MATERIALS PROVIDED:
════════════════

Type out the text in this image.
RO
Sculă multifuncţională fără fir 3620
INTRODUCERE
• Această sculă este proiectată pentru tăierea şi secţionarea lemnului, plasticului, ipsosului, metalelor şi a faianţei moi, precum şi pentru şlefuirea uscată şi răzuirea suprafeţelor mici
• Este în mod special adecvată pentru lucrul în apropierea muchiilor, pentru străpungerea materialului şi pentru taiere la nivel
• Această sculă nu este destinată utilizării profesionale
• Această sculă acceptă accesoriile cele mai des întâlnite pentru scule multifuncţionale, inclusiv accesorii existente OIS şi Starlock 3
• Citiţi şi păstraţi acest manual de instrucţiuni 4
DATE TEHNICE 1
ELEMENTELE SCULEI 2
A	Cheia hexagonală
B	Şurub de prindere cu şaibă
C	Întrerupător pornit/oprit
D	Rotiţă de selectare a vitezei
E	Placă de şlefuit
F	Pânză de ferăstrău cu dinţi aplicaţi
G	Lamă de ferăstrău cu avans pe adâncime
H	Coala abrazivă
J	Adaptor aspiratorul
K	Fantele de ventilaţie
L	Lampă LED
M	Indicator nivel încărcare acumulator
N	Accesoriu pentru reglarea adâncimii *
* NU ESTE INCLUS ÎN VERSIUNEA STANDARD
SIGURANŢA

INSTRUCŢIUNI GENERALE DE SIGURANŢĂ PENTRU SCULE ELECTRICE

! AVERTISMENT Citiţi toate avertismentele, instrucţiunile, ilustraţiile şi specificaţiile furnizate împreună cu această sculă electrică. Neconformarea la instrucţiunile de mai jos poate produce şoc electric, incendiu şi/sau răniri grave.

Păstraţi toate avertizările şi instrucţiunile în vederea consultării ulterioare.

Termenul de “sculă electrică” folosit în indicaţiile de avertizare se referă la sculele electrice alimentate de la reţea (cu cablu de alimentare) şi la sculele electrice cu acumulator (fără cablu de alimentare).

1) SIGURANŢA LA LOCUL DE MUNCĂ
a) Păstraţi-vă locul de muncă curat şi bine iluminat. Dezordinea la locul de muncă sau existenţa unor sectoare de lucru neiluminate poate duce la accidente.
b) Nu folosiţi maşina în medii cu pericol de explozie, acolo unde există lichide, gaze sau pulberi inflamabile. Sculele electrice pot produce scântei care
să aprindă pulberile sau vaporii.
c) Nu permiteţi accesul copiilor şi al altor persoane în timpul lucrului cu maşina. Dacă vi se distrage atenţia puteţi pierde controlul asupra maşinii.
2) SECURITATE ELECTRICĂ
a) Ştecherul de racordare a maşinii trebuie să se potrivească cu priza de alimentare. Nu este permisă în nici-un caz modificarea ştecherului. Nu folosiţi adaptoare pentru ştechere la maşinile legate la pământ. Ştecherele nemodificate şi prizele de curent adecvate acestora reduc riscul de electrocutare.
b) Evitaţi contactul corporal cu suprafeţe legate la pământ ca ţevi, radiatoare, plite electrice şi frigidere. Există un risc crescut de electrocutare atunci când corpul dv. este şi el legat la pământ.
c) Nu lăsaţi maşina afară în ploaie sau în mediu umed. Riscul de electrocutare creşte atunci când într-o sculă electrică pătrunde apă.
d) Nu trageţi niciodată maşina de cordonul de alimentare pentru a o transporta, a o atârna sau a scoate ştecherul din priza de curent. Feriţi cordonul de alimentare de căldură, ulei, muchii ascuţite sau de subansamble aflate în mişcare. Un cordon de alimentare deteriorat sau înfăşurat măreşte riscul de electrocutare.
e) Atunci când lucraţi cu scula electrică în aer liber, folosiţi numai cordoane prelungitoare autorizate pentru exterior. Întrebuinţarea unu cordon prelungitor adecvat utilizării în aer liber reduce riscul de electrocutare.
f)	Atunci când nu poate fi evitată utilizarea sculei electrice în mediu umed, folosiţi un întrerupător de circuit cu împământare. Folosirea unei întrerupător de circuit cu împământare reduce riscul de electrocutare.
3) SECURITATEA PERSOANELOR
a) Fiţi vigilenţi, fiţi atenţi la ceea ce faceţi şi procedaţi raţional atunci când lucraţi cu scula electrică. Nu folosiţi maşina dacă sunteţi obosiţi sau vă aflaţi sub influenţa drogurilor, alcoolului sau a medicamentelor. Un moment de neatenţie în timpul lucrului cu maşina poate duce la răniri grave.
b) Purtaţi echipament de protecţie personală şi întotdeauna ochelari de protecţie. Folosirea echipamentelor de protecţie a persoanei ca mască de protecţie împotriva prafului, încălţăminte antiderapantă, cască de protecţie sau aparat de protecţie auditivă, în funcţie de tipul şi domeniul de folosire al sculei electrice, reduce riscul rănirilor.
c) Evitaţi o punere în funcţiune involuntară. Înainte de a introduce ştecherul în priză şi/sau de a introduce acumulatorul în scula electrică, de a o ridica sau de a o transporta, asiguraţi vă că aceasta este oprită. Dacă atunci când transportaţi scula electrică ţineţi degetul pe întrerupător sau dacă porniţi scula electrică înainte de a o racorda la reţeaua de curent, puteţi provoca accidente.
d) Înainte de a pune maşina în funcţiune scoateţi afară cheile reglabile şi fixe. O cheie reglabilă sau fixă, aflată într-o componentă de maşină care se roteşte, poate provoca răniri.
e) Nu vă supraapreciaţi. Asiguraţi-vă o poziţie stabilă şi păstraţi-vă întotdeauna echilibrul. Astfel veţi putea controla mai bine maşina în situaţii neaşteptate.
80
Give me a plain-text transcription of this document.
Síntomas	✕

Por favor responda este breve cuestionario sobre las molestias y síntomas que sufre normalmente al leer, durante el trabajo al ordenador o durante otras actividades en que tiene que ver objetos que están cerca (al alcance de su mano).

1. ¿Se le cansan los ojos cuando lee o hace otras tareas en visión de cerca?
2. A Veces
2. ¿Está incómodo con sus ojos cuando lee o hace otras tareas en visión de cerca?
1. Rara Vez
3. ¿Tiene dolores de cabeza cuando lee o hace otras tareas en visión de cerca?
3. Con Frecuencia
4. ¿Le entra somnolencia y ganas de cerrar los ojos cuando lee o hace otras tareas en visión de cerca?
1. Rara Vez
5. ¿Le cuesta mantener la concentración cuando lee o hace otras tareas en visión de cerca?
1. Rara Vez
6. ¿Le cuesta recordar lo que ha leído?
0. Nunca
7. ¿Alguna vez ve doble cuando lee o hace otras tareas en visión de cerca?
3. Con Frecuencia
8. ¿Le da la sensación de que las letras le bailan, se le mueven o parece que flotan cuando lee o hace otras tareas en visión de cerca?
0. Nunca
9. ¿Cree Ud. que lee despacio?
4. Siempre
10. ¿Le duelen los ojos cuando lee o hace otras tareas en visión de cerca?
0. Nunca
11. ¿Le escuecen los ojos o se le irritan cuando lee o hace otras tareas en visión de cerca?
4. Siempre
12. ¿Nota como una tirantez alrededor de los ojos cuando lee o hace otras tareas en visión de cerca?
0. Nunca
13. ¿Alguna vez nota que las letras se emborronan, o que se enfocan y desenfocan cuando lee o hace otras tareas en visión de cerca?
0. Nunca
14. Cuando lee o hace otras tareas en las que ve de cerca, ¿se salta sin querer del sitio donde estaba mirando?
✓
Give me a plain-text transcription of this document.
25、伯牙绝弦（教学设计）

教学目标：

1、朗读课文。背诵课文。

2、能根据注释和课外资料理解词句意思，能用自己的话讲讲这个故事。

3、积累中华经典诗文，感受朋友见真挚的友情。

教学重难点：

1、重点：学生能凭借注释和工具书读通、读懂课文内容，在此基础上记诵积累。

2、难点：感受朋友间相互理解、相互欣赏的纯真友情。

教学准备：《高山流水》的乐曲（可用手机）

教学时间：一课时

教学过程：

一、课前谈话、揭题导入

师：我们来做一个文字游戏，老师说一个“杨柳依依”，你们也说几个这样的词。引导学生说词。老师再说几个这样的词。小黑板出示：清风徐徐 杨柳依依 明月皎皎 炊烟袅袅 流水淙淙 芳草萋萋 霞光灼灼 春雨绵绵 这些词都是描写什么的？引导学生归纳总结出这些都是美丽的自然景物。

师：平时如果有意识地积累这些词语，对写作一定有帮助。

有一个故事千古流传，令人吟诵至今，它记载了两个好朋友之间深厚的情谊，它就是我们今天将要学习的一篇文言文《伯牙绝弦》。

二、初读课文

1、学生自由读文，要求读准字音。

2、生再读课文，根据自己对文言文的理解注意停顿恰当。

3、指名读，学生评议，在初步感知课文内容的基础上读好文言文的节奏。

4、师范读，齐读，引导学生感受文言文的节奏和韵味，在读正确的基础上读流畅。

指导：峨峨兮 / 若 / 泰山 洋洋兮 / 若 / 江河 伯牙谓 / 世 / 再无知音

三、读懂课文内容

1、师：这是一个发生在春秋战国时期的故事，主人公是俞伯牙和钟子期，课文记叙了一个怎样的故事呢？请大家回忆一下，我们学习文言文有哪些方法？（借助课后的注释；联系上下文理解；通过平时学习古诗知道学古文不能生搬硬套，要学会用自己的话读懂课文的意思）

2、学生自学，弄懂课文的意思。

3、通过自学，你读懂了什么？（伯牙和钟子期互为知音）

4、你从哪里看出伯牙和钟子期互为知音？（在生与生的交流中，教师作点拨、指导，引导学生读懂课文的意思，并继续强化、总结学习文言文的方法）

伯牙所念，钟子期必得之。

════════════════

EXERCISE DETAILS:
Pull out every line containing "bine".

SOLVED PROBLEM:
a) Păstraţi-vă locul de muncă curat şi bine iluminat. Dezordinea la locul de muncă sau existenţa unor sectoare de lucru neiluminate poate duce la accidente.
e) Nu vă supraapreciaţi. Asiguraţi-vă o poziţie stabilă şi păstraţi-vă întotdeauna echilibrul. Astfel veţi putea controla mai bine maşina în situaţii neaşteptate.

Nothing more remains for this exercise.